Information given.

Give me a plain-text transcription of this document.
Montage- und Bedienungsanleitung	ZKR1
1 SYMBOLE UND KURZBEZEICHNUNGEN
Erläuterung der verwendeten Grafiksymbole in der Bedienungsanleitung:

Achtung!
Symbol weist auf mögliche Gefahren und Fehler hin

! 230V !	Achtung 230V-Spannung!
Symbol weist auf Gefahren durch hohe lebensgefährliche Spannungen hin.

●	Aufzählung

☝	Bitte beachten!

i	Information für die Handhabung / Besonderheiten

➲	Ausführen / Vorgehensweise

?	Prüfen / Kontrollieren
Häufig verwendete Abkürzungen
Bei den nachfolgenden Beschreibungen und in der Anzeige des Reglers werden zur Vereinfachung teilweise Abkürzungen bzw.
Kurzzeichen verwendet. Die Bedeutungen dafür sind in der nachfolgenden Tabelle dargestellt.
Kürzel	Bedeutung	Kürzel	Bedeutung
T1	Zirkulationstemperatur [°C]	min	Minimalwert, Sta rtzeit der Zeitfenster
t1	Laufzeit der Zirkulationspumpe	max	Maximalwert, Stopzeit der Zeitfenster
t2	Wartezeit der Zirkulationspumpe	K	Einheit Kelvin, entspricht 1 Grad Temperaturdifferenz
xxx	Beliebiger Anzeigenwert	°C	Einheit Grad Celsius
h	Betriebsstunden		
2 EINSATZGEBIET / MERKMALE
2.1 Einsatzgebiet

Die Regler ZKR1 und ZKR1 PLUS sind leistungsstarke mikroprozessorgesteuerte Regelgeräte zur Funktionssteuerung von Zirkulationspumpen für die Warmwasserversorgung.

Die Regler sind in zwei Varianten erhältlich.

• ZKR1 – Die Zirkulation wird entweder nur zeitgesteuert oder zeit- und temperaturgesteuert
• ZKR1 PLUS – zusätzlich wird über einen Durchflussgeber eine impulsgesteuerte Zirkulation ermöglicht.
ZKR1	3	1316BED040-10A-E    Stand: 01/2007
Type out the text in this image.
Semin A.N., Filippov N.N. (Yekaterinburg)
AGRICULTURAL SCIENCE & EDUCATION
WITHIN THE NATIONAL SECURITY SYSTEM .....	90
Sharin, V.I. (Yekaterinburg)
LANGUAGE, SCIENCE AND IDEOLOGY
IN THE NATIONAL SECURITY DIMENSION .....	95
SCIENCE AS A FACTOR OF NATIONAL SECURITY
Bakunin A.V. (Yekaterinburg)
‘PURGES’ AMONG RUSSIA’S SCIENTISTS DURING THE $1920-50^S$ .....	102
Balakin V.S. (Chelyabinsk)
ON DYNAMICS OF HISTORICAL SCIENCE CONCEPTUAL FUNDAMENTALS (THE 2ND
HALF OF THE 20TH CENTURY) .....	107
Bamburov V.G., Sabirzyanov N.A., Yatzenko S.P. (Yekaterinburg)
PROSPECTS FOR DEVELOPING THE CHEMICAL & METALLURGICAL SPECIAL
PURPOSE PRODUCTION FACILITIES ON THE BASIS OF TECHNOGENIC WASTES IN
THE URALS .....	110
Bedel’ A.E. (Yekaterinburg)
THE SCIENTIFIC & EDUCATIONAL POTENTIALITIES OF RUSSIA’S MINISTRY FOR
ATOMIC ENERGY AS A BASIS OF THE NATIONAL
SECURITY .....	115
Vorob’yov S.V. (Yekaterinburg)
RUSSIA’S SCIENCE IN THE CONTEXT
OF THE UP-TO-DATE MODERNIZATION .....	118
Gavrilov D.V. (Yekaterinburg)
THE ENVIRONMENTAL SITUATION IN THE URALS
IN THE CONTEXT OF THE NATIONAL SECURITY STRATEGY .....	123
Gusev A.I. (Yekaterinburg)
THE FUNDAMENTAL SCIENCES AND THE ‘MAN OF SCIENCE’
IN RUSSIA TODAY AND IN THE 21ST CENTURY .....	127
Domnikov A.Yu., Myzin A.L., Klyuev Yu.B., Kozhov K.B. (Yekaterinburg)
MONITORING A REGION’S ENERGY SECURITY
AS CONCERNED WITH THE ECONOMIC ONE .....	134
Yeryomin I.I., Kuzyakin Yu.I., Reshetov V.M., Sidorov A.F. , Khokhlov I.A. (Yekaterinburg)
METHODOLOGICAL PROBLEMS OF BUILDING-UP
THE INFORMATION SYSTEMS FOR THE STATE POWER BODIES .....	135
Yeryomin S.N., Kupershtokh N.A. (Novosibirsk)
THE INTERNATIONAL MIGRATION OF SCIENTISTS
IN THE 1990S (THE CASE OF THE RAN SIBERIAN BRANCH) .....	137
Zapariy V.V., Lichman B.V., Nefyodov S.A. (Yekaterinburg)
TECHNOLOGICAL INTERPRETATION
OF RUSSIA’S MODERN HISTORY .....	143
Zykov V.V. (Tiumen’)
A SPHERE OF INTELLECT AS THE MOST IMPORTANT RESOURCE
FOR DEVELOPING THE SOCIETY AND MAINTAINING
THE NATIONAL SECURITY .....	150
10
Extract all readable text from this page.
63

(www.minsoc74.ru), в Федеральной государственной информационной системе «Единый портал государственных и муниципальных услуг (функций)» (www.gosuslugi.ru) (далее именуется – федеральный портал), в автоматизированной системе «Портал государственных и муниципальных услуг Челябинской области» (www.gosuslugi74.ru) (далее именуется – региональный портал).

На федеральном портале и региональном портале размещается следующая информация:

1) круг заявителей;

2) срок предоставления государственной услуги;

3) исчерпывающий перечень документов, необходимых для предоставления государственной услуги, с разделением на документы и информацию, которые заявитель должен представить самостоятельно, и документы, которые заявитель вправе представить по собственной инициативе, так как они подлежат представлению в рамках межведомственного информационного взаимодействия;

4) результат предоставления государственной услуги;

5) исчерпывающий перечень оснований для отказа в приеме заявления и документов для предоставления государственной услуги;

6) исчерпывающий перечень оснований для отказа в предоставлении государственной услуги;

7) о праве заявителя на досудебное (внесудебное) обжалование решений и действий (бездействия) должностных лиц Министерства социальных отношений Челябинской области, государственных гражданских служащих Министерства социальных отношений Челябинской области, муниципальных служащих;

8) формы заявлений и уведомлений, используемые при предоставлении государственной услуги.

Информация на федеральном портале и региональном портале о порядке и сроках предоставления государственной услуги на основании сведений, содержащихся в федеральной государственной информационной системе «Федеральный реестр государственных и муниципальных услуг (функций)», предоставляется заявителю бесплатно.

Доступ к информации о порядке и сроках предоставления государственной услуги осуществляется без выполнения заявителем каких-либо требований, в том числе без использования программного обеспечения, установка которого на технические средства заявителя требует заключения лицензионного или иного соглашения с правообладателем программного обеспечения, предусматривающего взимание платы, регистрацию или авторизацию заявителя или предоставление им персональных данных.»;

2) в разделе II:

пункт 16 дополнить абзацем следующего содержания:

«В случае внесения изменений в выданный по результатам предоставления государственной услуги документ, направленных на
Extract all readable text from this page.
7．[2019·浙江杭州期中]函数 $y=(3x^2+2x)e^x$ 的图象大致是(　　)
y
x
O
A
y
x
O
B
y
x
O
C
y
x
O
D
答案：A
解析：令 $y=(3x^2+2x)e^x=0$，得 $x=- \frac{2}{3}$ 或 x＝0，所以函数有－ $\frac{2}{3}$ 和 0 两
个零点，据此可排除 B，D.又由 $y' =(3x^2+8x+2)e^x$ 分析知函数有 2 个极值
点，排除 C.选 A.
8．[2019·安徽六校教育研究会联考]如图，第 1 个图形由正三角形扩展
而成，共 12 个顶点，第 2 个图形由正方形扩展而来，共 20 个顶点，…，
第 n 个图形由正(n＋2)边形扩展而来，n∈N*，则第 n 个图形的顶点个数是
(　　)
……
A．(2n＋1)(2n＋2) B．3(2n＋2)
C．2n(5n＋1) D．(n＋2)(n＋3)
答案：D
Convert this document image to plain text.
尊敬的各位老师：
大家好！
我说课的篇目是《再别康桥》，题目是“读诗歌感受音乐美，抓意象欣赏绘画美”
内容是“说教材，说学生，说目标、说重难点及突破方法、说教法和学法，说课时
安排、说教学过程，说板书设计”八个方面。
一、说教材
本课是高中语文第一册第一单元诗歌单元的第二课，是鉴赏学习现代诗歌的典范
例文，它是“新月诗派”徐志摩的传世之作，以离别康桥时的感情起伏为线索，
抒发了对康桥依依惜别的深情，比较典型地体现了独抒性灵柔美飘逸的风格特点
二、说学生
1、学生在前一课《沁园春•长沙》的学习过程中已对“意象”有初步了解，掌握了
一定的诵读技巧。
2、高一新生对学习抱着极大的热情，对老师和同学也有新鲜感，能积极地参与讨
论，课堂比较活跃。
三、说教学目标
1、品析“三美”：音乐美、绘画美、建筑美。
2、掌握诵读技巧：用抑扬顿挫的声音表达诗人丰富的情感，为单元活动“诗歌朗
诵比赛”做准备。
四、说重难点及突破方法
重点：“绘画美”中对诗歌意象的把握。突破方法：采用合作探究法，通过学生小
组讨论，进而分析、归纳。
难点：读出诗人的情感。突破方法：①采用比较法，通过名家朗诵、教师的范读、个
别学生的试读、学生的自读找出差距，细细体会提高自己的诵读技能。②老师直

Problem details. Find the word "предоставлении" in the records and pull out each line that has it.

Result.
6) исчерпывающий перечень оснований для отказа в предоставлении государственной услуги;
8) формы заявлений и уведомлений, используемые при предоставлении государственной услуги.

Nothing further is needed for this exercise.